■ Records supplied ■
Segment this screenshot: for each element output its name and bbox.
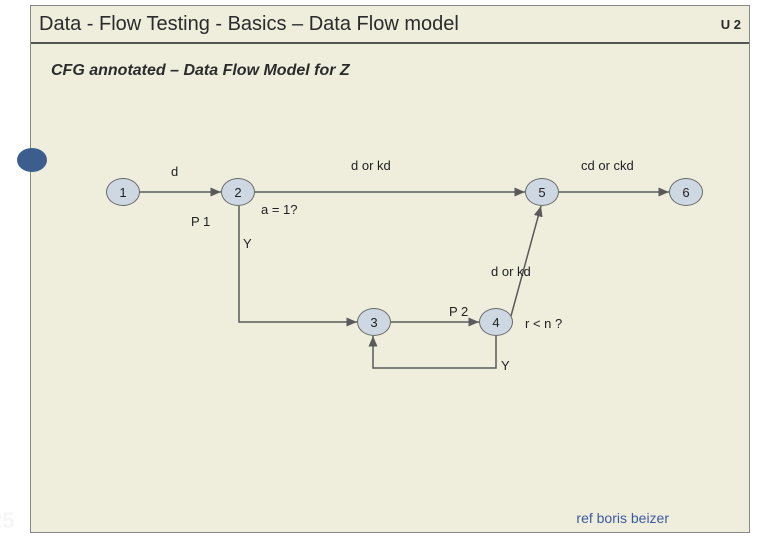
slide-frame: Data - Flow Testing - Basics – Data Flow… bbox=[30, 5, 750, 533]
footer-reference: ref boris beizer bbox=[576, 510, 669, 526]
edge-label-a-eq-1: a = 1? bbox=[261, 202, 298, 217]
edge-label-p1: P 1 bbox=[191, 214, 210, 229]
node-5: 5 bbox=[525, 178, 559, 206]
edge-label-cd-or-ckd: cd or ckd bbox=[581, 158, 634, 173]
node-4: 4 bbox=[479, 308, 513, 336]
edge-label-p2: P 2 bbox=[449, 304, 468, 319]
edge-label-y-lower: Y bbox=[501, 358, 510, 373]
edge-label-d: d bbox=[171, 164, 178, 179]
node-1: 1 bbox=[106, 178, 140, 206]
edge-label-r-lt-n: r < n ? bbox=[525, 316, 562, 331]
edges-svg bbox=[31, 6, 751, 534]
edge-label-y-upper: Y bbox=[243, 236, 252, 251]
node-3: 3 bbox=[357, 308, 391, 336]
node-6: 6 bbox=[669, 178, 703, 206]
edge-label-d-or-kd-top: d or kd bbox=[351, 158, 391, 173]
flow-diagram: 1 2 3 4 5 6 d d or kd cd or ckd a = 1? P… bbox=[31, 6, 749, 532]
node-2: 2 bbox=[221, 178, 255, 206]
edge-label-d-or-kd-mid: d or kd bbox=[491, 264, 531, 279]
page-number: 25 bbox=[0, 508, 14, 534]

■ Objective ■
Count how many lines of the listing above contain the string "node", treating uppercase and lowercase as different. Reply with the number alone.

■ Final result ■
6